EXERCISE REQUIREMENTS =
In the text on group wells in Maharashtra's Dhule district, please condense the paragraph beginning "While the richer farmers" into a shorter version that keeps its main facts.

DOCUMENT SECTION =
• • •
When the Desh Bandhu and Manju Gupta Foundation working in the Shindkheda, Sakri and Dhule blocks of Maharashtra’s Dhule district found groundwater resources depleting due to overuse, it explored ways to arrest the decline. Over the years small and marginal farmers, especially in the tribal belt, found their fields bereft of adequate irrigation and experienced a drastic fall in agricultural production.

Sensing that the situation was serious and could threaten the livelihood, even independence, of the farmers, the development organisation worked out a ‘commons’ strategy by which farmers could come together to use a common groundwater resource — the group well. Essentially community wells, these would be typically owned by five to six families as a common asset and the groundwater treated as a community resource and not the private property of any one family.

While the richer farmers were not keen on sharing resources and preferred to go it alone, the smaller ones saw this as a viable alternative — equitable distribution of water through a group well could well be the answer to their problems. Soon, this move became popular among the tribal population of Shirpur and Sakri, leading to the emergence of 170 such wells in the region and an idea worth emulating in all water-stressed areas of the country.

“It is not done in a haphazard way. The farmers first have to be motivated and explained the positives of such a move. Then formal and legal agreements are signed between group members, with equal water shared among them. All members cultivate equal amounts of land, they follow the same cropping pattern and contribute equally. The well legally belongs to the whole group and not any single individual,” explains Jitendra Sonawane, Senior Project Co-ordinator (Water Resources Development) of DBMGF.
• • •
GIVEN INFORMATION =
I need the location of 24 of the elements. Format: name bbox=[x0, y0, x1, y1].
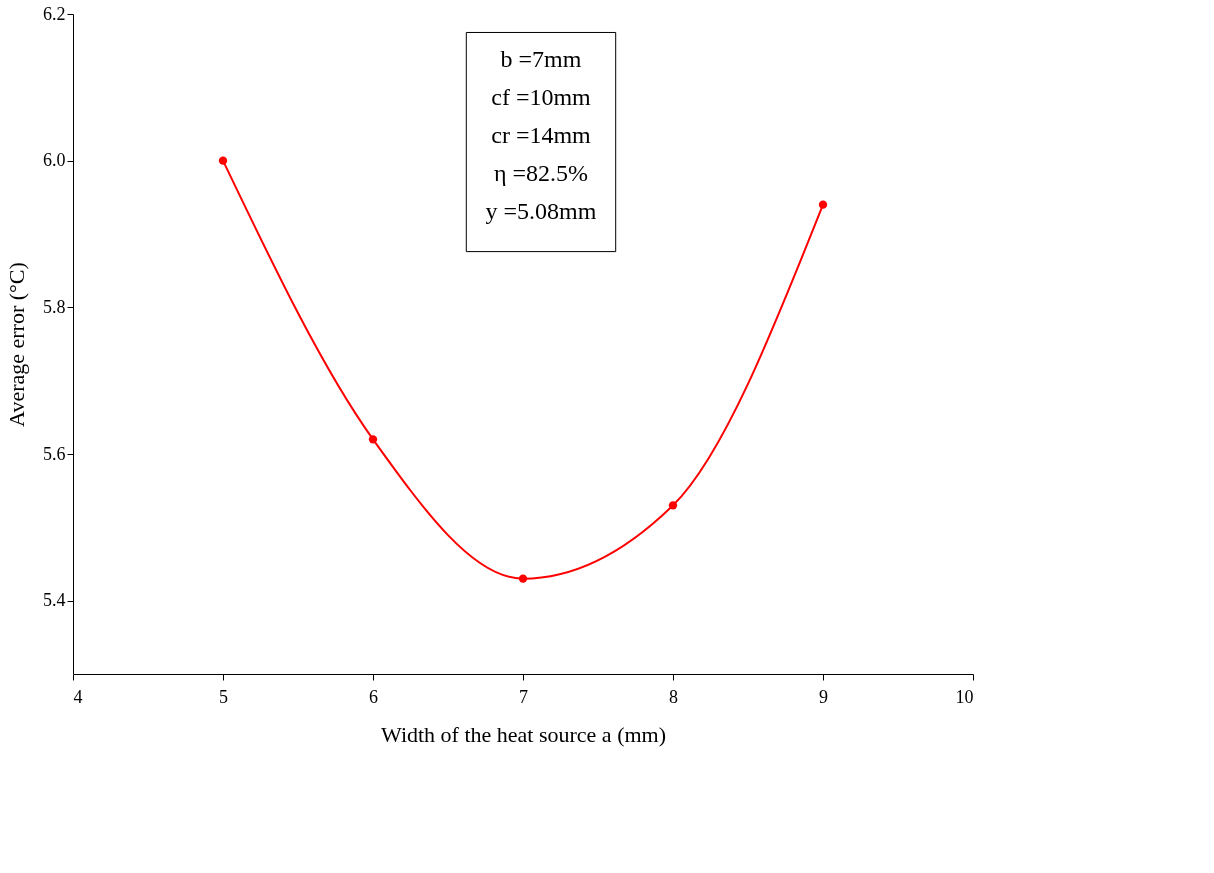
y-tick-label: 5.4 bbox=[43, 590, 66, 611]
annotation: η =82.5% bbox=[493, 160, 589, 187]
y-tick-label: 5.8 bbox=[43, 296, 66, 317]
point bbox=[818, 200, 828, 209]
y-axis-title: Average error (°C) bbox=[4, 262, 29, 427]
annotation: cf =10mm bbox=[491, 84, 592, 111]
annotation: b =7mm bbox=[500, 46, 582, 73]
x-tick-label: 10 bbox=[955, 686, 974, 707]
point bbox=[518, 574, 528, 583]
x-tick-label: 4 bbox=[73, 686, 83, 707]
annotation: y =5.08mm bbox=[485, 198, 597, 224]
x-tick-label: 7 bbox=[519, 686, 528, 707]
annotation: cr =14mm bbox=[491, 122, 592, 149]
point bbox=[668, 501, 678, 510]
x-axis-title: Width of the heat source a (mm) bbox=[380, 721, 667, 747]
point bbox=[368, 435, 378, 444]
x-tick-label: 8 bbox=[669, 686, 678, 707]
y-tick-label: 6.0 bbox=[43, 150, 66, 171]
y-tick-label: 6.2 bbox=[43, 3, 66, 24]
x-tick-label: 6 bbox=[369, 686, 378, 707]
x-tick-label: 5 bbox=[219, 686, 228, 707]
y-tick-label: 5.6 bbox=[43, 443, 66, 464]
x-tick-label: 9 bbox=[819, 686, 828, 707]
point bbox=[218, 156, 228, 165]
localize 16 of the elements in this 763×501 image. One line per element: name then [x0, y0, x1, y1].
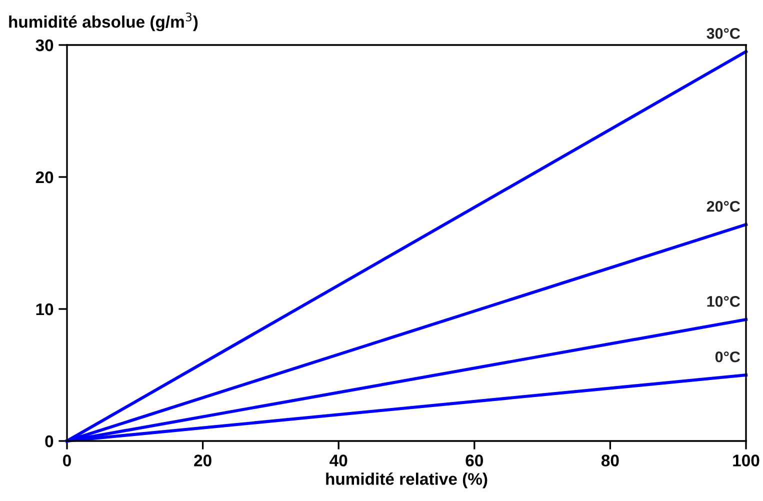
x-tick-label: 80 [601, 454, 619, 466]
x-tick-label: 60 [466, 454, 483, 466]
series-label: 20°C [706, 200, 740, 212]
y-tick-label: 30 [36, 39, 54, 52]
y-axis-title: humidité absolue (g/m$^{3}$) [9, 12, 198, 32]
series-label: 30°C [706, 28, 740, 39]
y-tick-label: 20 [36, 171, 54, 184]
y-tick-label: 0 [45, 435, 54, 448]
x-axis-title: humidité relative (%) [326, 472, 488, 488]
x-tick-label: 20 [194, 454, 212, 466]
series-label: 0°C [715, 351, 740, 362]
x-tick-label: 100 [733, 454, 760, 466]
x-tick-label: 40 [330, 454, 348, 466]
series-label: 10°C [707, 296, 740, 307]
x-tick-label: 0 [63, 454, 71, 466]
y-tick-label: 10 [36, 303, 54, 316]
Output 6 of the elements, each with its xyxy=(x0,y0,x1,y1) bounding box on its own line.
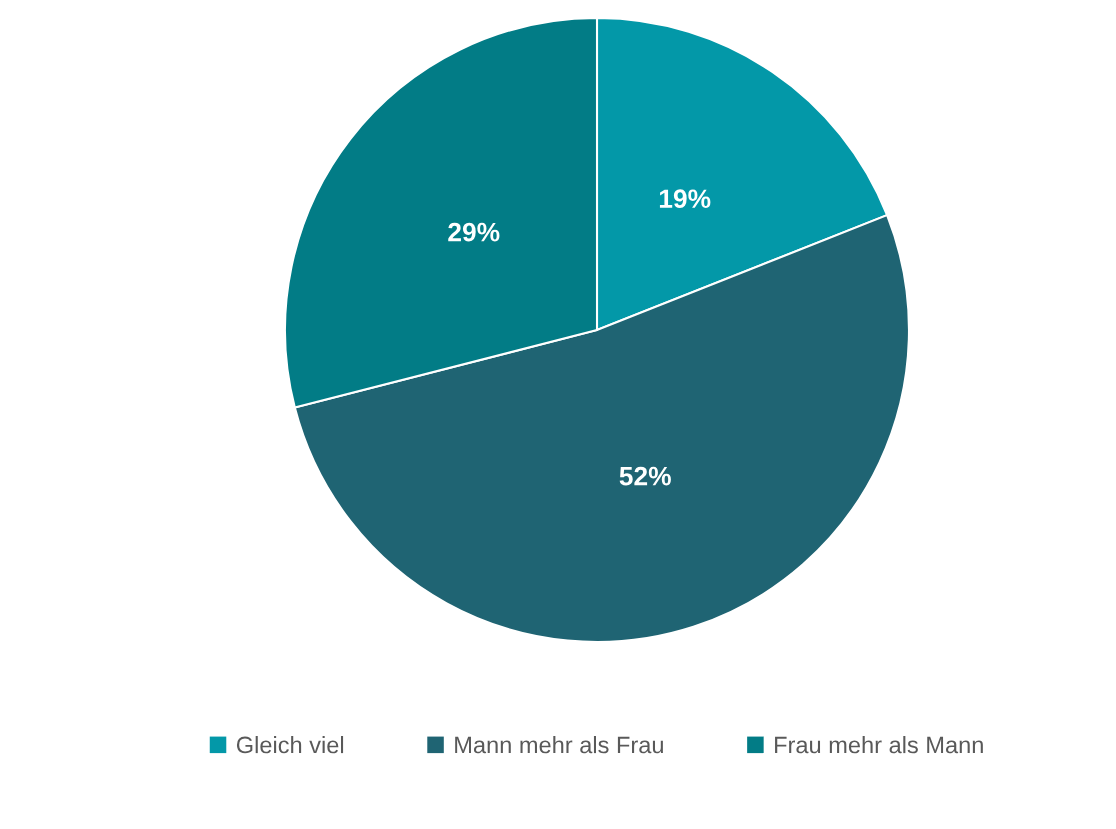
data-label: 19% xyxy=(659,189,711,209)
data-label: 29% xyxy=(448,222,500,242)
legend-label: Frau mehr als Mann xyxy=(775,736,983,754)
legend-label: Mann mehr als Frau xyxy=(455,736,663,754)
legend-label: Gleich viel xyxy=(236,736,344,754)
data-label: 52% xyxy=(619,466,671,486)
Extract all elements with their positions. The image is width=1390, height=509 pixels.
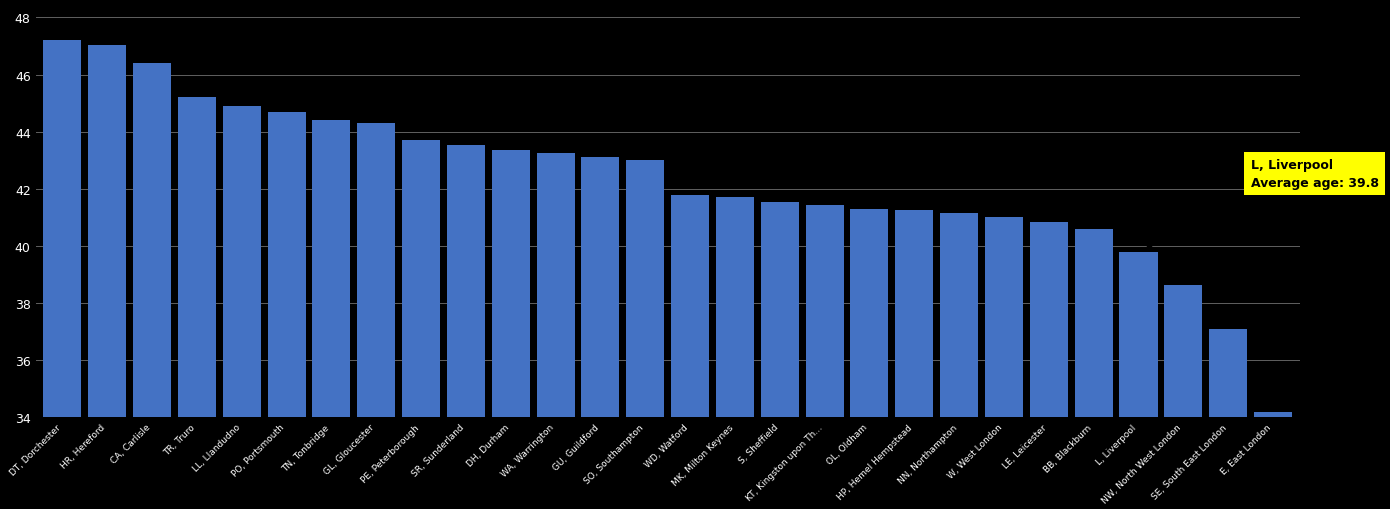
Bar [1254, 412, 1293, 509]
Bar [267, 112, 306, 509]
Bar [88, 45, 126, 509]
Bar [671, 195, 709, 509]
Bar [133, 64, 171, 509]
Bar [1119, 252, 1158, 509]
Bar [1030, 222, 1068, 509]
Bar [492, 151, 530, 509]
Bar [537, 154, 574, 509]
Bar [1074, 230, 1112, 509]
Bar [627, 161, 664, 509]
Bar [222, 107, 261, 509]
Bar [402, 141, 441, 509]
Bar [178, 98, 215, 509]
Bar [1165, 285, 1202, 509]
Bar [760, 202, 799, 509]
Bar [446, 145, 485, 509]
Bar [895, 211, 933, 509]
Text: L, Liverpool
Average age: 39.8: L, Liverpool Average age: 39.8 [1251, 159, 1379, 189]
Bar [581, 158, 620, 509]
Bar [716, 198, 753, 509]
Bar [940, 214, 979, 509]
Bar [851, 209, 888, 509]
Bar [1209, 329, 1247, 509]
Bar [986, 218, 1023, 509]
Bar [806, 205, 844, 509]
Bar [43, 41, 82, 509]
Bar [357, 124, 395, 509]
Bar [313, 121, 350, 509]
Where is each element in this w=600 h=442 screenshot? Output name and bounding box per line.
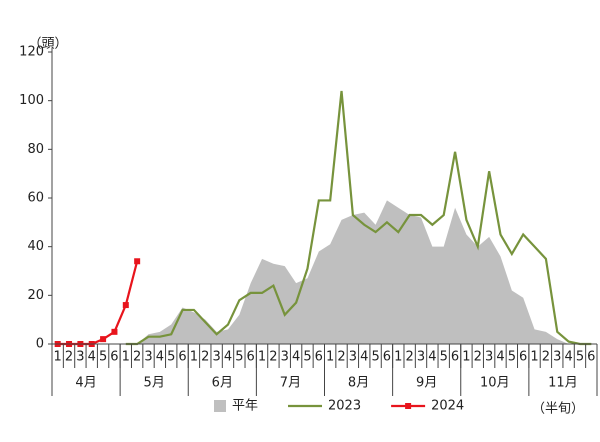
• • •
IN RESPONSE =
Richer farmers preferred not to share resources, but smaller farmers saw the group well's equitable water distribution as a viable answer to their problems. The idea caught on among the tribal population of Shirpur and Sakri, producing 170 such wells, and is worth copying in all of the country's water-stressed areas.